Problem to work on: Reproduce all records exactly.

[Saved entries]
----------

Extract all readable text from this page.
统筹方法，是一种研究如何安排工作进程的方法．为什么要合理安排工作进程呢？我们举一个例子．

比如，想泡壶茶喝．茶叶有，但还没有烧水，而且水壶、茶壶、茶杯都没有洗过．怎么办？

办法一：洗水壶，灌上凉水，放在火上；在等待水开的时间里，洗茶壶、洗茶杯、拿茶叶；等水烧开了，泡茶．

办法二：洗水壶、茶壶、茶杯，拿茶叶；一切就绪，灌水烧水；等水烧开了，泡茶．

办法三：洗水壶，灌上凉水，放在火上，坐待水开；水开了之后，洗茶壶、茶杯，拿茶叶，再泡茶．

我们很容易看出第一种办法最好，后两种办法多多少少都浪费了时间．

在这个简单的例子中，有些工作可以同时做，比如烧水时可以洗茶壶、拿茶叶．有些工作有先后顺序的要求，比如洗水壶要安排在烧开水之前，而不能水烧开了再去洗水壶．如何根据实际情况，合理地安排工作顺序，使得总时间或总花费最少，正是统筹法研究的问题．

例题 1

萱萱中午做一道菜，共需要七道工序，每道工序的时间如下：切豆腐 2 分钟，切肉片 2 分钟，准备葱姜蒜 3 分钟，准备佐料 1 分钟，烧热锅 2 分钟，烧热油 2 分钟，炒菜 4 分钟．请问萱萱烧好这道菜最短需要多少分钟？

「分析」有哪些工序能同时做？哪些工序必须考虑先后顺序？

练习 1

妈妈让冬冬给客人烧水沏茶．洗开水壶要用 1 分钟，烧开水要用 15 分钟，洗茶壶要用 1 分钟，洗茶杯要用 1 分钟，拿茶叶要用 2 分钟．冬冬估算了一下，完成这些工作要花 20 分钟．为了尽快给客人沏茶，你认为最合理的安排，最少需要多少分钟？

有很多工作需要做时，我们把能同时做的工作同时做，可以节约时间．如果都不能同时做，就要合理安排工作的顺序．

----------

Solution to the problem:
Extract all readable text from this page.
统筹方法，是一种研究如何安排工作进程的方法．为什么要合理安排工作进程呢？我们举一个例子．

比如，想泡壶茶喝．茶叶有，但还没有烧水，而且水壶、茶壶、茶杯都没有洗过．怎么办？

办法一：洗水壶，灌上凉水，放在火上；在等待水开的时间里，洗茶壶、洗茶杯、拿茶叶；等水烧开了，泡茶．

办法二：洗水壶、茶壶、茶杯，拿茶叶；一切就绪，灌水烧水；等水烧开了，泡茶．

办法三：洗水壶，灌上凉水，放在火上，坐待水开；水开了之后，洗茶壶、茶杯，拿茶叶，再泡茶．

我们很容易看出第一种办法最好，后两种办法多多少少都浪费了时间．

在这个简单的例子中，有些工作可以同时做，比如烧水时可以洗茶壶、拿茶叶．有些工作有先后顺序的要求，比如洗水壶要安排在烧开水之前，而不能水烧开了再去洗水壶．如何根据实际情况，合理地安排工作顺序，使得总时间或总花费最少，正是统筹法研究的问题．

例题 1

萱萱中午做一道菜，共需要七道工序，每道工序的时间如下：切豆腐 2 分钟，切肉片 2 分钟，准备葱姜蒜 3 分钟，准备佐料 1 分钟，烧热锅 2 分钟，烧热油 2 分钟，炒菜 4 分钟．请问萱萱烧好这道菜最短需要多少分钟？

「分析」有哪些工序能同时做？哪些工序必须考虑先后顺序？

练习 1

妈妈让冬冬给客人烧水沏茶．洗开水壶要用 1 分钟，烧开水要用 15 分钟，洗茶壶要用 1 分钟，洗茶杯要用 1 分钟，拿茶叶要用 2 分钟．冬冬估算了一下，完成这些工作要花 20 分钟．为了尽快给客人沏茶，你认为最合理的安排，最少需要多少分钟？

有很多工作需要做时，我们把能同时做的工作同时做，可以节约时间．如果都不能同时做，就要合理安排工作的顺序．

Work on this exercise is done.